### Supplied passage

----

As part of the implementation of the Dodd-Frank Act, the SEC is to issue a rule that requires every listed company to develop and adopt compensation clawback policies.
Although the final rule has not been written yet, Rep. Barney Frank, D-Massachusetts, has written legislation that attempts to protect the spirit of that part of the Dodd-Frank corporate governance reform measure and a similar measure in the Sarbanes-Oxley Act. Both allow companies to recoup compensation from executives when there is an accounting restatement. Dodd-Frank expands the ability to clawback compensation for restatements, even if fraud has not been committed.
The Executive Compensation Clawback Full Enforcement Act of 2012, which was co-sponsored by Democrats Henry Waxman of California and Collin Peterson of Minnesota, would require any officer, director, or employee of a financial firm who is required to repay previously earned compensation or to pay a civil penalty to be personally liable for the amounts owed. These individuals and their employers would be prevented from using insurance or other forms of hedging to protect their personal assets.
As of June 21, the fate of the bill, which was referred to the House Committee on Financial Services, is unknown.
Say on pay votes slightly ahead of 2011
In the second year of executive compensation advisory votes (say on pay), we are seeing more communication between companies and shareholders through the level of disclosures and frequency of investor meetings.
In some cases, companies have changed their compensation plans to reflect concerns about pay for performance.

----

### Records from a collection
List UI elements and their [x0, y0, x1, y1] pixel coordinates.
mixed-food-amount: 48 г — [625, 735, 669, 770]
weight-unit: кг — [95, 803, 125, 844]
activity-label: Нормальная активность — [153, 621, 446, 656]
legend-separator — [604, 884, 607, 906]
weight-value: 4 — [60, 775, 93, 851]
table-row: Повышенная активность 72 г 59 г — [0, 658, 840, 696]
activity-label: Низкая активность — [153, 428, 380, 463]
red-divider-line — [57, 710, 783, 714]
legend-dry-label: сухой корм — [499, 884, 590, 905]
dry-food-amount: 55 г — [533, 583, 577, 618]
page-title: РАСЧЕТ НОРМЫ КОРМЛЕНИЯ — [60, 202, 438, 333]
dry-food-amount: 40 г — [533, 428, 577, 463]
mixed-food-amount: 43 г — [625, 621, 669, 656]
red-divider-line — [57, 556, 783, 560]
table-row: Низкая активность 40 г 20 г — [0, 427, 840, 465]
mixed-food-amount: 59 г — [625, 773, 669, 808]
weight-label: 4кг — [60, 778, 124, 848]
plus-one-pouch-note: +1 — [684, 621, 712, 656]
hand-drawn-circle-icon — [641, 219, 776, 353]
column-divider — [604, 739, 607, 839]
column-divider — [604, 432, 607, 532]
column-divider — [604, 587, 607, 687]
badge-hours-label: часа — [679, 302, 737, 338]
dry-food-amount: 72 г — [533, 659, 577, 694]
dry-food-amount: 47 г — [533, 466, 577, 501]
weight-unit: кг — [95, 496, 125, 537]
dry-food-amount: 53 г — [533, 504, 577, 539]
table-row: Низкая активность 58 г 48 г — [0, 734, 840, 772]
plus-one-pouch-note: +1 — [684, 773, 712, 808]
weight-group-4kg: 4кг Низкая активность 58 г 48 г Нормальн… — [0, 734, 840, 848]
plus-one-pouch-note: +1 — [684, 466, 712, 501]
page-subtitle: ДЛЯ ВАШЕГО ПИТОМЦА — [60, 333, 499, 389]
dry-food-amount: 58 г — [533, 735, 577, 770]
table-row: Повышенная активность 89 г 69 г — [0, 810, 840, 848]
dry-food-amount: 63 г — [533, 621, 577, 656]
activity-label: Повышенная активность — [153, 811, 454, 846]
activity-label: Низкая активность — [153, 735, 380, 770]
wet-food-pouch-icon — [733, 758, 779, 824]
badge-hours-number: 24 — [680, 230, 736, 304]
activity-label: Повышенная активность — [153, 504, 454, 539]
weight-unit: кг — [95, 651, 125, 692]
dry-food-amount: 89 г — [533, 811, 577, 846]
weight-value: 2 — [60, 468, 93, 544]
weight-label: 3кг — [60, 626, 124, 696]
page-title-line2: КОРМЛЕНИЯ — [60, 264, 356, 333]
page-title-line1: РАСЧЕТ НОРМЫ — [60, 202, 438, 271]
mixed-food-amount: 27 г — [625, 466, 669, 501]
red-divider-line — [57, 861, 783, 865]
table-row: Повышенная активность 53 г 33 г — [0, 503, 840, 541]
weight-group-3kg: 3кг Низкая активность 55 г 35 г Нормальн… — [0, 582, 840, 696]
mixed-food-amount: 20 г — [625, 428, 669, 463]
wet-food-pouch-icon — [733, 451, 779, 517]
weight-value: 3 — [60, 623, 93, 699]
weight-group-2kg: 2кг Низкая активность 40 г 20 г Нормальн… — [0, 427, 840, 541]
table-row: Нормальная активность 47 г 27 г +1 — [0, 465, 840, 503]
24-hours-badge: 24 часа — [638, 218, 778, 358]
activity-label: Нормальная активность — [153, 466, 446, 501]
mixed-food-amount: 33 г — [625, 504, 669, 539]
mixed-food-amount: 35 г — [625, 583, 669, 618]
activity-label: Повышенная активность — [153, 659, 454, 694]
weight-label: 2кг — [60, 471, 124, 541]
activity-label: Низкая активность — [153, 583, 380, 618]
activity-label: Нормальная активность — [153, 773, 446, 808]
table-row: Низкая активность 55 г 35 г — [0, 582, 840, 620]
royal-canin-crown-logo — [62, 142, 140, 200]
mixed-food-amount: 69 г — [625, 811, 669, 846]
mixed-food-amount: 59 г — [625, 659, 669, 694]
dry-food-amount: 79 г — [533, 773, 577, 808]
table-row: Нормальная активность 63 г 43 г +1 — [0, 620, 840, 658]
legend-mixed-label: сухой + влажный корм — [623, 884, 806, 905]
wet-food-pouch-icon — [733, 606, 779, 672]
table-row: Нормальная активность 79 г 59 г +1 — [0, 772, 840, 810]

----

### Tasks to carry out
1. In the passage on executive compensation clawbacks, which two Democrats co-sponsored the Executive Compensation Clawback Full Enforcement Act of 2012?
2. Copy word for word the part of the passage on executive compensation clawbacks between "Say on pay votes" and "of investor meetings.", inclusive.
These entries have no connection to the passage on executive compensation clawbacks.

### Solutions to the problems
1. Henry Waxman of California and Collin Peterson of Minnesota.

2.
Say on pay votes slightly ahead of 2011
In the second year of executive compensation advisory votes (say on pay), we are seeing more communication between companies and shareholders through the level of disclosures and frequency of investor meetings.